EXERCISE DESCRIPTION: Copy every line from the one containing "decompose this screenshot" through the one containing "- status-bar-unknown[interactable]: [350, 378, 416, 411]", including both of those lines.

== RECORDS FOR THE TASK

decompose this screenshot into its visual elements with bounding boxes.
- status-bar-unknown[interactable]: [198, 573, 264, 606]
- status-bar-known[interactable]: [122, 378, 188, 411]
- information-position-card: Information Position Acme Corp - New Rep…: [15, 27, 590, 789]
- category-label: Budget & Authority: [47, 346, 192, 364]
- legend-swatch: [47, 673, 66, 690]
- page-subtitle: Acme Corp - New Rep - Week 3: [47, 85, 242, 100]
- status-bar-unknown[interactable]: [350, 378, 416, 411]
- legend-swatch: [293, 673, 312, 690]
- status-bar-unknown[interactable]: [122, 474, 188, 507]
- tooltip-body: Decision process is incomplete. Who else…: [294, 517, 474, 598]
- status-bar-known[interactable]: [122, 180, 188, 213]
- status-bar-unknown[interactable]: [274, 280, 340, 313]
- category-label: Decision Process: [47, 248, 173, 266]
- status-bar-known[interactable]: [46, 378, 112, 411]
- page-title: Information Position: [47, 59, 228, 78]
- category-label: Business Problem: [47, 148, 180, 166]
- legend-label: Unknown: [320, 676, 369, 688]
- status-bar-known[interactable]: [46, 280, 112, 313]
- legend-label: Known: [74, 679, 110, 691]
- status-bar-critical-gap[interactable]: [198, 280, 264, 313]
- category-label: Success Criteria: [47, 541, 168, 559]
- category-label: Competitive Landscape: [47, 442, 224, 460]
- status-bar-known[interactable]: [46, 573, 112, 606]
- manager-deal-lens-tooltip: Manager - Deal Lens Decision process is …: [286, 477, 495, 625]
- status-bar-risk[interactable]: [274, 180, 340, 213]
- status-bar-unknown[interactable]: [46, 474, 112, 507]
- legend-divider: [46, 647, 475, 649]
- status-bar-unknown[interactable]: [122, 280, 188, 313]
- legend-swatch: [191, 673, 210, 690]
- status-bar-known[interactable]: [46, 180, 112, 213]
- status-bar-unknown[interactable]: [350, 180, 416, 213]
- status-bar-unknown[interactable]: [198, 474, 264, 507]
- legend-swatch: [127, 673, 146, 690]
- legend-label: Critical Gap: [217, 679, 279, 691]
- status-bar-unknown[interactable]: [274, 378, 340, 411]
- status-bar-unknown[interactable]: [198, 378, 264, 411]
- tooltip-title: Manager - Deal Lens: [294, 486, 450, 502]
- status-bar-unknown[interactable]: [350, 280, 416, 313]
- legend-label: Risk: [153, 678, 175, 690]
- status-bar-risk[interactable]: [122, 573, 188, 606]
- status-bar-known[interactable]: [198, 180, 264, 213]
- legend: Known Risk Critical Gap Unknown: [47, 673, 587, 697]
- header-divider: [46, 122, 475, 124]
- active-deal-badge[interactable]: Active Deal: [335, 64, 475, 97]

====
== RECORDS FOR THE TASK

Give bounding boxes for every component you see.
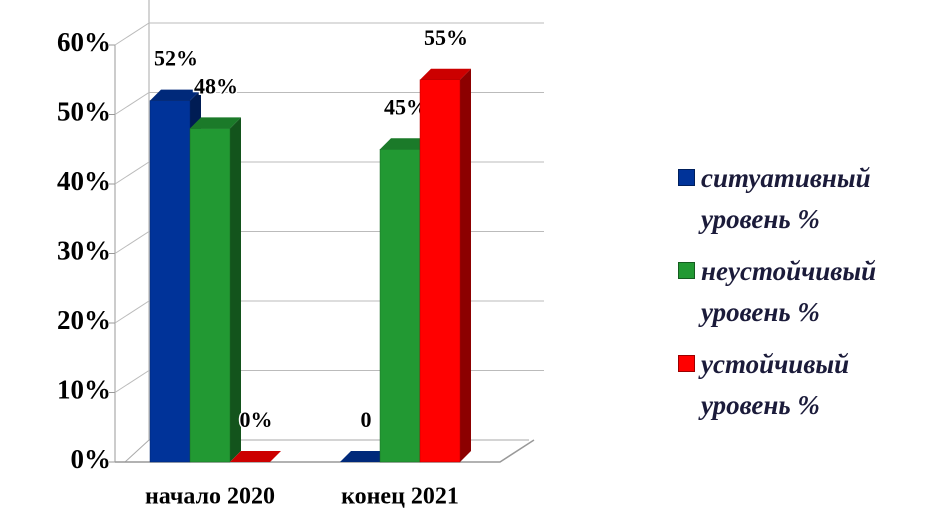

====
== RECORDS FOR THE TASK

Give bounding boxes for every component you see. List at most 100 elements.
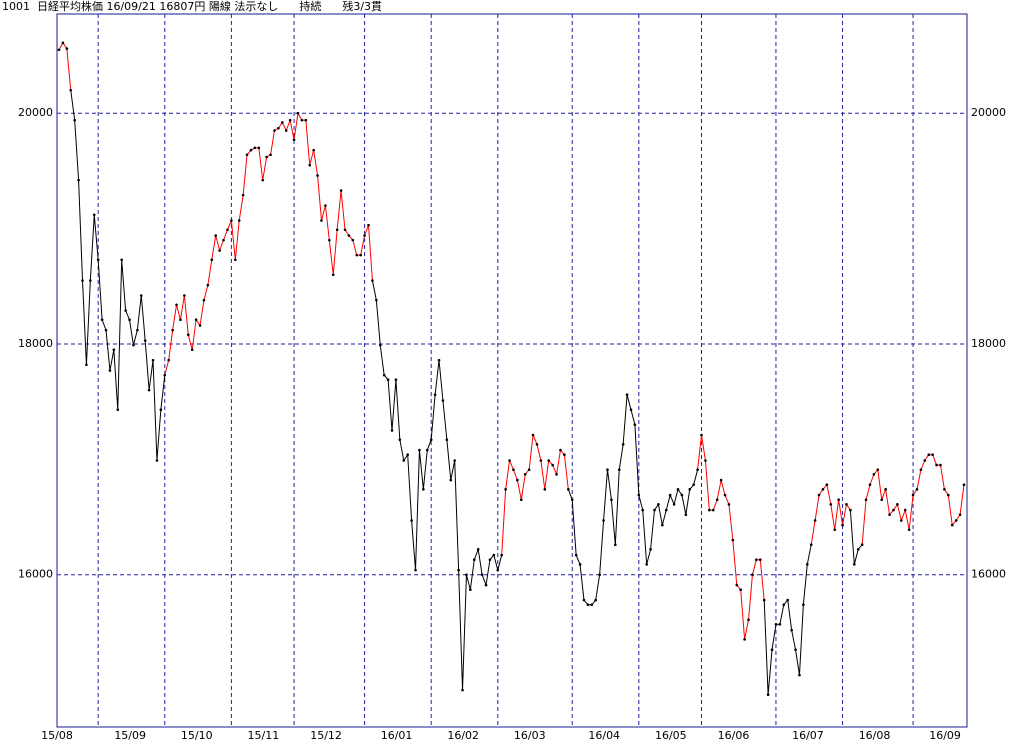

====

COMPLETE RESPONSE:
decompose this screenshot into its visual elements with bounding boxes.
- status-bar-unknown[interactable]: [198, 573, 264, 606]
- status-bar-known[interactable]: [122, 378, 188, 411]
- information-position-card: Information Position Acme Corp - New Rep…: [15, 27, 590, 789]
- category-label: Budget & Authority: [47, 346, 192, 364]
- legend-swatch: [47, 673, 66, 690]
- page-subtitle: Acme Corp - New Rep - Week 3: [47, 85, 242, 100]
- status-bar-unknown[interactable]: [350, 378, 416, 411]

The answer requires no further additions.